* [Set problem]
Within the data below, state how many lines contain the string "Water". Provide the number only.

* [Raw data]
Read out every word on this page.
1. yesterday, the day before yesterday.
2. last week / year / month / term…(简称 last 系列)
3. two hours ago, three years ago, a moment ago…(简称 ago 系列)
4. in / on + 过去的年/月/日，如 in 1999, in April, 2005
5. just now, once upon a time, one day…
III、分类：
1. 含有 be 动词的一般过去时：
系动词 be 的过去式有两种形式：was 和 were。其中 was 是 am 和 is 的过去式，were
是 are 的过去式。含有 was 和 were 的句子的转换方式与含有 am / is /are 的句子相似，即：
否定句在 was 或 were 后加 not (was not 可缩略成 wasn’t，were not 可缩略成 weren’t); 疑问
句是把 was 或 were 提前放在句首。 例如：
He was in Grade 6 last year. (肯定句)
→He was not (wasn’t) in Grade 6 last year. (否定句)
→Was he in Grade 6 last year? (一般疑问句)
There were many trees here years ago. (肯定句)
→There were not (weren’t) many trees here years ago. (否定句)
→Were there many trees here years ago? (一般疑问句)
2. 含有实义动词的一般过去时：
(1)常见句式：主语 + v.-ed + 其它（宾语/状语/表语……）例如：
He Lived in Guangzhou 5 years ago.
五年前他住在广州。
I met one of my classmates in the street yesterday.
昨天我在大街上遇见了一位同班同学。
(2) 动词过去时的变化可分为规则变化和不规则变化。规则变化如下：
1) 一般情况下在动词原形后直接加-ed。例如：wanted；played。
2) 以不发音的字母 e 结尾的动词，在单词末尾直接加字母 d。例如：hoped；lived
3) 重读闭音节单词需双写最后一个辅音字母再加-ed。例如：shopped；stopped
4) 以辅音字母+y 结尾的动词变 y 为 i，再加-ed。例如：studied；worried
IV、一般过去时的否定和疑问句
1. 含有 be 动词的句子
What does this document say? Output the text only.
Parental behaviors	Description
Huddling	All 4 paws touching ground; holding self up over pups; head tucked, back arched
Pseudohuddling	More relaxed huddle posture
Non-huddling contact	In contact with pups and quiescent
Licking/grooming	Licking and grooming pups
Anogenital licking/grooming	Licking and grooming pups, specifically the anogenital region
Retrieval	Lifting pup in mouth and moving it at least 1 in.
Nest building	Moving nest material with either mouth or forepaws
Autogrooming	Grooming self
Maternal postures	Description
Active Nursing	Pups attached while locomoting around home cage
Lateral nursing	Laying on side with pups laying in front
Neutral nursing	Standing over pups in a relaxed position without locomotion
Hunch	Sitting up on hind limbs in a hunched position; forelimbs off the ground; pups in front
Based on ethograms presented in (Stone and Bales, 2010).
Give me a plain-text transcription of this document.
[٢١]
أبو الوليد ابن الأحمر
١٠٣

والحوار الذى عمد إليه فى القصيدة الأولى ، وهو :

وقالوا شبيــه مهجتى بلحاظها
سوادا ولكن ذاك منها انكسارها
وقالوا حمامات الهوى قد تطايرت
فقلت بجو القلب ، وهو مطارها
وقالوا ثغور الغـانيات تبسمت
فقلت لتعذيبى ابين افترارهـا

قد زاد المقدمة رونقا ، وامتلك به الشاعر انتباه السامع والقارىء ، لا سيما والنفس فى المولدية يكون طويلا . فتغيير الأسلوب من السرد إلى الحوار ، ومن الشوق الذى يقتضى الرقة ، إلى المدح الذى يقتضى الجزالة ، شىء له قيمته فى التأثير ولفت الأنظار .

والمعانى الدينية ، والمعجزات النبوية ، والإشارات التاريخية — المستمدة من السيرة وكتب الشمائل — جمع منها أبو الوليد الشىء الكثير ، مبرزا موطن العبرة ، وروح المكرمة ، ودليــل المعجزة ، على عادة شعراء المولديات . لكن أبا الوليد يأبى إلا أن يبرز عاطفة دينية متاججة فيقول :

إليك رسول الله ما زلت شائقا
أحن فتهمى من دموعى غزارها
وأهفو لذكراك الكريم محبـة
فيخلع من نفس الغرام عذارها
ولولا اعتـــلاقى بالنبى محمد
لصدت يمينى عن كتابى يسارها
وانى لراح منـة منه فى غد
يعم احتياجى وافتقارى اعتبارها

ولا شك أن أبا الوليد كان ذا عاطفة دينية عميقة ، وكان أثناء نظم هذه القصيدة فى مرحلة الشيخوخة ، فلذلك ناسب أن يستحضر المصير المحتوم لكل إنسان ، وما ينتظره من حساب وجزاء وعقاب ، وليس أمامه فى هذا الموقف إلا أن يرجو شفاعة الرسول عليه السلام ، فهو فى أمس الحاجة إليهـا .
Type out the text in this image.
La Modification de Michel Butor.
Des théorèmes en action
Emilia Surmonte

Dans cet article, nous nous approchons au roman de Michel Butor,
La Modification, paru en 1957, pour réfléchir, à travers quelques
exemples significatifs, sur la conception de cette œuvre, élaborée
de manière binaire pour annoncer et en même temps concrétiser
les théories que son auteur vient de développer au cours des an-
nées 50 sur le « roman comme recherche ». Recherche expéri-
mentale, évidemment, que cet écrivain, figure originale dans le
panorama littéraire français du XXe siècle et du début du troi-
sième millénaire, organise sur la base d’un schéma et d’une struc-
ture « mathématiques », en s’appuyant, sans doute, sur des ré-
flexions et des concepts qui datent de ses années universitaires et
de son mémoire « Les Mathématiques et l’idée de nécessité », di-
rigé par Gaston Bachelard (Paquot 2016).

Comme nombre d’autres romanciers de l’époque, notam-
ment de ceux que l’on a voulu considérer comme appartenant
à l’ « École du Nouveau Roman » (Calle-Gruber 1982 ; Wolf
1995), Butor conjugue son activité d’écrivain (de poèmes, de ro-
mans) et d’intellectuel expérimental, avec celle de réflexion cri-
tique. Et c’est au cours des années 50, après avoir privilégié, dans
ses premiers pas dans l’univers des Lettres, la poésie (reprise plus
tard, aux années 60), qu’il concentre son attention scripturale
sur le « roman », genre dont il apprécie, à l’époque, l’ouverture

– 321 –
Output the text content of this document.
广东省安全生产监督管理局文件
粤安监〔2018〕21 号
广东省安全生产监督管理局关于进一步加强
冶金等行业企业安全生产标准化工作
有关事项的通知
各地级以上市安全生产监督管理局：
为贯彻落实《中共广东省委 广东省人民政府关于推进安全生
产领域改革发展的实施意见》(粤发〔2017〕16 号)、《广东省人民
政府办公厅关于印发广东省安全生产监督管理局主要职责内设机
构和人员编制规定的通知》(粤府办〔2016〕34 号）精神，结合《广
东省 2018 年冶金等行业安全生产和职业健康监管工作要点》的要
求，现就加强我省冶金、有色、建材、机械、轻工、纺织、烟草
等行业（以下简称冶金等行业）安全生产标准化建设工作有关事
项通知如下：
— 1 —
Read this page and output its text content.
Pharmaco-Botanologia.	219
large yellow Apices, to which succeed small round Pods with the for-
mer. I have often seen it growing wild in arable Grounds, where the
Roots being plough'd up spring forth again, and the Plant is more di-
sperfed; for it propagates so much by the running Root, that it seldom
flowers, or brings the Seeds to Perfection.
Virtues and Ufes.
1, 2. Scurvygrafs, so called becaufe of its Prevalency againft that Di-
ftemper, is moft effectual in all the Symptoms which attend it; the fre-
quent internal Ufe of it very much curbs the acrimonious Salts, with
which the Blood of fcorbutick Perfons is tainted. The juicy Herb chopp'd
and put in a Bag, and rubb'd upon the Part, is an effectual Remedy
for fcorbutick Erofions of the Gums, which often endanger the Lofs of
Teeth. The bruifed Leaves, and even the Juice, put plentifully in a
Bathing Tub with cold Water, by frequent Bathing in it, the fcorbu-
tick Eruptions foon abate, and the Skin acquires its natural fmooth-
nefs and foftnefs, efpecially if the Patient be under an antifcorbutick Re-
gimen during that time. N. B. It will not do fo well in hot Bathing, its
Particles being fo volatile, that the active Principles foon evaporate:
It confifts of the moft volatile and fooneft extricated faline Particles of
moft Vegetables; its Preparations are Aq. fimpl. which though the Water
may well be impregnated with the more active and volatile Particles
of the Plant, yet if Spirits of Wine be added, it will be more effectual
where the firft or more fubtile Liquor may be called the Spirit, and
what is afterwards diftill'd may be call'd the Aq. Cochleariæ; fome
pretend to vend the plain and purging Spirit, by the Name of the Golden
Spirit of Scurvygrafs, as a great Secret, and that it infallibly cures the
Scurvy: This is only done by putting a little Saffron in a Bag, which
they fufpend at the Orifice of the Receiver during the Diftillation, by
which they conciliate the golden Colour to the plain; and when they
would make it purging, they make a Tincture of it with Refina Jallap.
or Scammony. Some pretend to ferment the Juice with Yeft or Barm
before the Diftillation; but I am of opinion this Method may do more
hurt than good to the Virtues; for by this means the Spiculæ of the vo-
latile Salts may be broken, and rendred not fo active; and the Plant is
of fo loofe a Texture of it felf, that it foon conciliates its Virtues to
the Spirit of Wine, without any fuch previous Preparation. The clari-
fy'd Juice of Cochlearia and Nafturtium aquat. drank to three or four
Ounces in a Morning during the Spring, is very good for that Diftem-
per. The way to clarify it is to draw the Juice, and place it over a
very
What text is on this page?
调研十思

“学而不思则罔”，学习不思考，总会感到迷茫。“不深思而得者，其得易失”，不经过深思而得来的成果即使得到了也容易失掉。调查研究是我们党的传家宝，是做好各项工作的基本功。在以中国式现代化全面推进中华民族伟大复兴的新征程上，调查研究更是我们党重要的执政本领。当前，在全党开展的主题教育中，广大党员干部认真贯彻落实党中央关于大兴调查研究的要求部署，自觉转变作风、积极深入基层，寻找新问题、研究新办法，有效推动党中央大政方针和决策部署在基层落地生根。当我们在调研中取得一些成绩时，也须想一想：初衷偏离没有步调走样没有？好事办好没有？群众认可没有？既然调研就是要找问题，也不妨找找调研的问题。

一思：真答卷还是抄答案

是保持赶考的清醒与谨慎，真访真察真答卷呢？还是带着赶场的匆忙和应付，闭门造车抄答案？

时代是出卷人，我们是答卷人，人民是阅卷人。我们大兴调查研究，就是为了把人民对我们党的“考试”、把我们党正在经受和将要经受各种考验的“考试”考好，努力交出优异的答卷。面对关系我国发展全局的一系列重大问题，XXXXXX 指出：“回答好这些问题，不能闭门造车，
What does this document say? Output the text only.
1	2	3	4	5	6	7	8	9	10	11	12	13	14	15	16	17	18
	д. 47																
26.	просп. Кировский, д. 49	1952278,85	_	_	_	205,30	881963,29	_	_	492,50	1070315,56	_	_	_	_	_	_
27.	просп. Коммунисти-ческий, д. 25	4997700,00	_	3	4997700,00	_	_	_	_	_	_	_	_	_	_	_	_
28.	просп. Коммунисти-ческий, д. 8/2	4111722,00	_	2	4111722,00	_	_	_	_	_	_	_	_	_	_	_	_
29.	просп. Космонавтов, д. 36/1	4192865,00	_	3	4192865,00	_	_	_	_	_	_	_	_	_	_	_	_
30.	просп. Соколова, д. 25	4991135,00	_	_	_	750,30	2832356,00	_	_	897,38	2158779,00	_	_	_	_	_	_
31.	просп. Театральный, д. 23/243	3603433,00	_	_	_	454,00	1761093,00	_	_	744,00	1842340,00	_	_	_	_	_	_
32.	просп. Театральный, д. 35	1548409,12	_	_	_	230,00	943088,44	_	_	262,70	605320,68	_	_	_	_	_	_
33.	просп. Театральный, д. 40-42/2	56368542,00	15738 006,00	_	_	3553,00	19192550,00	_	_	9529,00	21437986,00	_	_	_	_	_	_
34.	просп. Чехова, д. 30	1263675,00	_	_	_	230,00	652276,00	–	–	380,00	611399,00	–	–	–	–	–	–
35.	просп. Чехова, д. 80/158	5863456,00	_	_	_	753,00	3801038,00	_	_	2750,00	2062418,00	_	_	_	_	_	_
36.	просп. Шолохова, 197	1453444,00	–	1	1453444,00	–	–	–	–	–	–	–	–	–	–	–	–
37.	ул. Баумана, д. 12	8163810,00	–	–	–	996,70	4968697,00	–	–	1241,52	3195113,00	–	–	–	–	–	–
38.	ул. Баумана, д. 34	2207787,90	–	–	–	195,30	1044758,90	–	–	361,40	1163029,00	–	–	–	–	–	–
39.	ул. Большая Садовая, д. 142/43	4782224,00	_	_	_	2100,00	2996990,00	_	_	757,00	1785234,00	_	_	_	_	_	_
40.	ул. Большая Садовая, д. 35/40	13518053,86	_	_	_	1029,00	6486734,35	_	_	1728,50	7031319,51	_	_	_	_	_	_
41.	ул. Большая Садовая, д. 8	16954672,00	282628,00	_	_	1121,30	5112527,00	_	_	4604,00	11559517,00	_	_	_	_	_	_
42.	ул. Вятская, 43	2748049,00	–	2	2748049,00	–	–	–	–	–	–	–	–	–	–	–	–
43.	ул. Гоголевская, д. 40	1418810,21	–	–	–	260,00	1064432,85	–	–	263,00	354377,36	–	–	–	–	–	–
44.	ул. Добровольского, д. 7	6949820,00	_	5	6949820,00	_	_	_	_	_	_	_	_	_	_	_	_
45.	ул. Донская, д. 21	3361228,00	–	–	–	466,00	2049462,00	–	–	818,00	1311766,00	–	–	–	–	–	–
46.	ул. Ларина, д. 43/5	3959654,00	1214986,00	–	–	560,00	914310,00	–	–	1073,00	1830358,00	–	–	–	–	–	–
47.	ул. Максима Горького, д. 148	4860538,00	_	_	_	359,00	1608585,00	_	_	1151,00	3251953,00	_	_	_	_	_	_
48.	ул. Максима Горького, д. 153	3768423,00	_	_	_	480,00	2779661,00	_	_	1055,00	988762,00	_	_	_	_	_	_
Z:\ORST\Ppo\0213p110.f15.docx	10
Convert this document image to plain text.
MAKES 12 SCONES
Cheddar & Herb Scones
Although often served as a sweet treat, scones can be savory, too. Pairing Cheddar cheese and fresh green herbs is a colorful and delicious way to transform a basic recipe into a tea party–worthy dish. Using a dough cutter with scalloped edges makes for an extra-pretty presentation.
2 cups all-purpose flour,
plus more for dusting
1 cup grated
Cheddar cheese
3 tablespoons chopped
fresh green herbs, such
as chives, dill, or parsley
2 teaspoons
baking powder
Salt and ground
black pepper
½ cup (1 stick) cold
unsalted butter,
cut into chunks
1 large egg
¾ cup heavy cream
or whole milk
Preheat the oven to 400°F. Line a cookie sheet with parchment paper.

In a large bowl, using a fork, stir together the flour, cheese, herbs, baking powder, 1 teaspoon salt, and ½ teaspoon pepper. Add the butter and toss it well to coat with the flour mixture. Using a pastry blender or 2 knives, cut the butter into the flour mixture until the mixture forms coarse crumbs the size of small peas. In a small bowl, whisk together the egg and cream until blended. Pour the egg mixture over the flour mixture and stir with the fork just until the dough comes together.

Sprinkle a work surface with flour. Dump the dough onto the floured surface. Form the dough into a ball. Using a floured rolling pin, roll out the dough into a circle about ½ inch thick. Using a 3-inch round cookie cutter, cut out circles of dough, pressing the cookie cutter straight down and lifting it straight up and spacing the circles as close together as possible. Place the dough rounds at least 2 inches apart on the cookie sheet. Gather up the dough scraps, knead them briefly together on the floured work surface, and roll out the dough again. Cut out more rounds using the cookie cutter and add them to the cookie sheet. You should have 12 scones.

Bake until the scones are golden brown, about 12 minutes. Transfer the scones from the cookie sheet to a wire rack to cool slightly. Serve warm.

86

* [Result below]
2